> SET EXERCISE: Write out the data below in full. Keep it exact.

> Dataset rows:
☆ ☆ ☆
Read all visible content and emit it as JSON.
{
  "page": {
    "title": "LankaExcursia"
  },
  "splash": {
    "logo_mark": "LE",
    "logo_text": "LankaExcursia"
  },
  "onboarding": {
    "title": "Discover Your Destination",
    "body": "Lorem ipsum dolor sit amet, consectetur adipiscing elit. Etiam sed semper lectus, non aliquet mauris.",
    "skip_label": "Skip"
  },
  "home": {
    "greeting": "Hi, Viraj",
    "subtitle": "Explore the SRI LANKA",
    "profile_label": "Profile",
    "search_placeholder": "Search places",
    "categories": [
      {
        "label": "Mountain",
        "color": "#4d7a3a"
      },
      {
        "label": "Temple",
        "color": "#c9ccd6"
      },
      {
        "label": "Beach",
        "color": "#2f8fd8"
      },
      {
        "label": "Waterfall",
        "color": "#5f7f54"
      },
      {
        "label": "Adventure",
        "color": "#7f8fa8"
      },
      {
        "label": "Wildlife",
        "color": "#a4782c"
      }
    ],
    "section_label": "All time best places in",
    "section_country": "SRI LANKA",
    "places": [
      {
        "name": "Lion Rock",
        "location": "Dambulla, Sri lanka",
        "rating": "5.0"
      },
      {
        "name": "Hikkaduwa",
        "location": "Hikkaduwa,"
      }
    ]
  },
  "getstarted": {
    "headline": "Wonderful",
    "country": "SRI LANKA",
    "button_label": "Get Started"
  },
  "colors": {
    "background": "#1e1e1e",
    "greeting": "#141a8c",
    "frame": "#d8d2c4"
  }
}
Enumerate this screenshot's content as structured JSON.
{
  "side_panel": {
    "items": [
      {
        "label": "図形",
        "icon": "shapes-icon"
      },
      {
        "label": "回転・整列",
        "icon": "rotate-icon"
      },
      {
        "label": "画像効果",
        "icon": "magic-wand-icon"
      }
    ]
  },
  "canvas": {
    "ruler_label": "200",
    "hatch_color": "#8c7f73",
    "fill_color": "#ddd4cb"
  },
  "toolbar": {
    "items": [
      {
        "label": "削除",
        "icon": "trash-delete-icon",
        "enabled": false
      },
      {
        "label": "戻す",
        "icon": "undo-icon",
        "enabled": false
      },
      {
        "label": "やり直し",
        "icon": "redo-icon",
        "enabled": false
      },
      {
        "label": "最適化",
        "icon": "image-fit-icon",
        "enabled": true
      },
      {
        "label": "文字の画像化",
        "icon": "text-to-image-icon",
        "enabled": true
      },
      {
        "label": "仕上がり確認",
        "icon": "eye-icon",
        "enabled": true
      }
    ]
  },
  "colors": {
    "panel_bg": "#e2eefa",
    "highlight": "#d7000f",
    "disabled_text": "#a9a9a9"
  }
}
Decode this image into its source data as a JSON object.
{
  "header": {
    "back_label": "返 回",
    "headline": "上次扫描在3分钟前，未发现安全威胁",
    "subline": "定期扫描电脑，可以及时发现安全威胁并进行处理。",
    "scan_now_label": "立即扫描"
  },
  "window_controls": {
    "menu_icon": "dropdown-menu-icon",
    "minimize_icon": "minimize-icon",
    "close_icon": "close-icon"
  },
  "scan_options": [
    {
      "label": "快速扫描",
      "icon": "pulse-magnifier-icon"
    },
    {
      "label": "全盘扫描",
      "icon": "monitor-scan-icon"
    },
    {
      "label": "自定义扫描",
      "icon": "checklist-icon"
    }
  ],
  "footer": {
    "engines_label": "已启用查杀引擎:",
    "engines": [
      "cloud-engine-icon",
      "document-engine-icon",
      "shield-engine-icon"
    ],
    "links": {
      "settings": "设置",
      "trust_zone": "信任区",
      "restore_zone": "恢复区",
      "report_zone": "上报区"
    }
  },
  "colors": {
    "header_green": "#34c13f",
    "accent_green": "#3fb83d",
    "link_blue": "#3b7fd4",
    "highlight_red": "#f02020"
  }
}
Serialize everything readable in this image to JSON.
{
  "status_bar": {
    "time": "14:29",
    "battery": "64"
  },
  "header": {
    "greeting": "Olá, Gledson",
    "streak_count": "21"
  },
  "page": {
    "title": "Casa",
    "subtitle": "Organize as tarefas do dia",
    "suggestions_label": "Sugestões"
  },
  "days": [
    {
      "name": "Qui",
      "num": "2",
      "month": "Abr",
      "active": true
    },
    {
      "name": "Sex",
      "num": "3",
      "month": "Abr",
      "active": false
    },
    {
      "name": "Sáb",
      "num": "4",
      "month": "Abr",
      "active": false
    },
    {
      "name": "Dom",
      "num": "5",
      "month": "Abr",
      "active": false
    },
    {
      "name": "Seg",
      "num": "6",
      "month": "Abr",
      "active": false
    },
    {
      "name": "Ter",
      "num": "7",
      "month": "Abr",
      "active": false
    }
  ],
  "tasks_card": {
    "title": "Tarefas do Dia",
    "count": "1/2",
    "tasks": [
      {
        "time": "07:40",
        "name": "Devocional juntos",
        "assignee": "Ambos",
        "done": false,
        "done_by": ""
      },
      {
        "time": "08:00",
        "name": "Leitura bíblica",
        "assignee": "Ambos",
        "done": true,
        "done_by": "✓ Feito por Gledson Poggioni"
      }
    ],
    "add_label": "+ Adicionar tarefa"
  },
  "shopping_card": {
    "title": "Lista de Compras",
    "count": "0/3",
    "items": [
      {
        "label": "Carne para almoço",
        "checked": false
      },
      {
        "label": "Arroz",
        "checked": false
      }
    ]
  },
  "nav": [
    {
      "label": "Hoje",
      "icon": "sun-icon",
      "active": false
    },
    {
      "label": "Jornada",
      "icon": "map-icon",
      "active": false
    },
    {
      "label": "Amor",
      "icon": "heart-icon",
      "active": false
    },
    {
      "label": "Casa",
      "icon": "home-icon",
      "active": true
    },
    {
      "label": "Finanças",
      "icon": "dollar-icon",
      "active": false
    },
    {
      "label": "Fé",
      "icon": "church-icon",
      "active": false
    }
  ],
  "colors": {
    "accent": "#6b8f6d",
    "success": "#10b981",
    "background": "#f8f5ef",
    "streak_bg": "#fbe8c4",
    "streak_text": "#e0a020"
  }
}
☆ ☆ ☆
> TASK ANSWER:
Read all visible content and emit it as JSON.
{
  "page": {
    "title": "LankaExcursia"
  },
  "splash": {
    "logo_mark": "LE",
    "logo_text": "LankaExcursia"
  },
  "onboarding": {
    "title": "Discover Your Destination",
    "body": "Lorem ipsum dolor sit amet, consectetur adipiscing elit. Etiam sed semper lectus, non aliquet mauris.",
    "skip_label": "Skip"
  },
  "home": {
    "greeting": "Hi, Viraj",
    "subtitle": "Explore the SRI LANKA",
    "profile_label": "Profile",
    "search_placeholder": "Search places",
    "categories": [
      {
        "label": "Mountain",
        "color": "#4d7a3a"
      },
      {
        "label": "Temple",
        "color": "#c9ccd6"
      },
      {
        "label": "Beach",
        "color": "#2f8fd8"
      },
      {
        "label": "Waterfall",
        "color": "#5f7f54"
      },
      {
        "label": "Adventure",
        "color": "#7f8fa8"
      },
      {
        "label": "Wildlife",
        "color": "#a4782c"
      }
    ],
    "section_label": "All time best places in",
    "section_country": "SRI LANKA",
    "places": [
      {
        "name": "Lion Rock",
        "location": "Dambulla, Sri lanka",
        "rating": "5.0"
      },
      {
        "name": "Hikkaduwa",
        "location": "Hikkaduwa,"
      }
    ]
  },
  "getstarted": {
    "headline": "Wonderful",
    "country": "SRI LANKA",
    "button_label": "Get Started"
  },
  "colors": {
    "background": "#1e1e1e",
    "greeting": "#141a8c",
    "frame": "#d8d2c4"
  }
}
Enumerate this screenshot's content as structured JSON.
{
  "side_panel": {
    "items": [
      {
        "label": "図形",
        "icon": "shapes-icon"
      },
      {
        "label": "回転・整列",
        "icon": "rotate-icon"
      },
      {
        "label": "画像効果",
        "icon": "magic-wand-icon"
      }
    ]
  },
  "canvas": {
    "ruler_label": "200",
    "hatch_color": "#8c7f73",
    "fill_color": "#ddd4cb"
  },
  "toolbar": {
    "items": [
      {
        "label": "削除",
        "icon": "trash-delete-icon",
        "enabled": false
      },
      {
        "label": "戻す",
        "icon": "undo-icon",
        "enabled": false
      },
      {
        "label": "やり直し",
        "icon": "redo-icon",
        "enabled": false
      },
      {
        "label": "最適化",
        "icon": "image-fit-icon",
        "enabled": true
      },
      {
        "label": "文字の画像化",
        "icon": "text-to-image-icon",
        "enabled": true
      },
      {
        "label": "仕上がり確認",
        "icon": "eye-icon",
        "enabled": true
      }
    ]
  },
  "colors": {
    "panel_bg": "#e2eefa",
    "highlight": "#d7000f",
    "disabled_text": "#a9a9a9"
  }
}
Decode this image into its source data as a JSON object.
{
  "header": {
    "back_label": "返 回",
    "headline": "上次扫描在3分钟前，未发现安全威胁",
    "subline": "定期扫描电脑，可以及时发现安全威胁并进行处理。",
    "scan_now_label": "立即扫描"
  },
  "window_controls": {
    "menu_icon": "dropdown-menu-icon",
    "minimize_icon": "minimize-icon",
    "close_icon": "close-icon"
  },
  "scan_options": [
    {
      "label": "快速扫描",
      "icon": "pulse-magnifier-icon"
    },
    {
      "label": "全盘扫描",
      "icon": "monitor-scan-icon"
    },
    {
      "label": "自定义扫描",
      "icon": "checklist-icon"
    }
  ],
  "footer": {
    "engines_label": "已启用查杀引擎:",
    "engines": [
      "cloud-engine-icon",
      "document-engine-icon",
      "shield-engine-icon"
    ],
    "links": {
      "settings": "设置",
      "trust_zone": "信任区",
      "restore_zone": "恢复区",
      "report_zone": "上报区"
    }
  },
  "colors": {
    "header_green": "#34c13f",
    "accent_green": "#3fb83d",
    "link_blue": "#3b7fd4",
    "highlight_red": "#f02020"
  }
}
Serialize everything readable in this image to JSON.
{
  "status_bar": {
    "time": "14:29",
    "battery": "64"
  },
  "header": {
    "greeting": "Olá, Gledson",
    "streak_count": "21"
  },
  "page": {
    "title": "Casa",
    "subtitle": "Organize as tarefas do dia",
    "suggestions_label": "Sugestões"
  },
  "days": [
    {
      "name": "Qui",
      "num": "2",
      "month": "Abr",
      "active": true
    },
    {
      "name": "Sex",
      "num": "3",
      "month": "Abr",
      "active": false
    },
    {
      "name": "Sáb",
      "num": "4",
      "month": "Abr",
      "active": false
    },
    {
      "name": "Dom",
      "num": "5",
      "month": "Abr",
      "active": false
    },
    {
      "name": "Seg",
      "num": "6",
      "month": "Abr",
      "active": false
    },
    {
      "name": "Ter",
      "num": "7",
      "month": "Abr",
      "active": false
    }
  ],
  "tasks_card": {
    "title": "Tarefas do Dia",
    "count": "1/2",
    "tasks": [
      {
        "time": "07:40",
        "name": "Devocional juntos",
        "assignee": "Ambos",
        "done": false,
        "done_by": ""
      },
      {
        "time": "08:00",
        "name": "Leitura bíblica",
        "assignee": "Ambos",
        "done": true,
        "done_by": "✓ Feito por Gledson Poggioni"
      }
    ],
    "add_label": "+ Adicionar tarefa"
  },
  "shopping_card": {
    "title": "Lista de Compras",
    "count": "0/3",
    "items": [
      {
        "label": "Carne para almoço",
        "checked": false
      },
      {
        "label": "Arroz",
        "checked": false
      }
    ]
  },
  "nav": [
    {
      "label": "Hoje",
      "icon": "sun-icon",
      "active": false
    },
    {
      "label": "Jornada",
      "icon": "map-icon",
      "active": false
    },
    {
      "label": "Amor",
      "icon": "heart-icon",
      "active": false
    },
    {
      "label": "Casa",
      "icon": "home-icon",
      "active": true
    },
    {
      "label": "Finanças",
      "icon": "dollar-icon",
      "active": false
    },
    {
      "label": "Fé",
      "icon": "church-icon",
      "active": false
    }
  ],
  "colors": {
    "accent": "#6b8f6d",
    "success": "#10b981",
    "background": "#f8f5ef",
    "streak_bg": "#fbe8c4",
    "streak_text": "#e0a020"
  }
}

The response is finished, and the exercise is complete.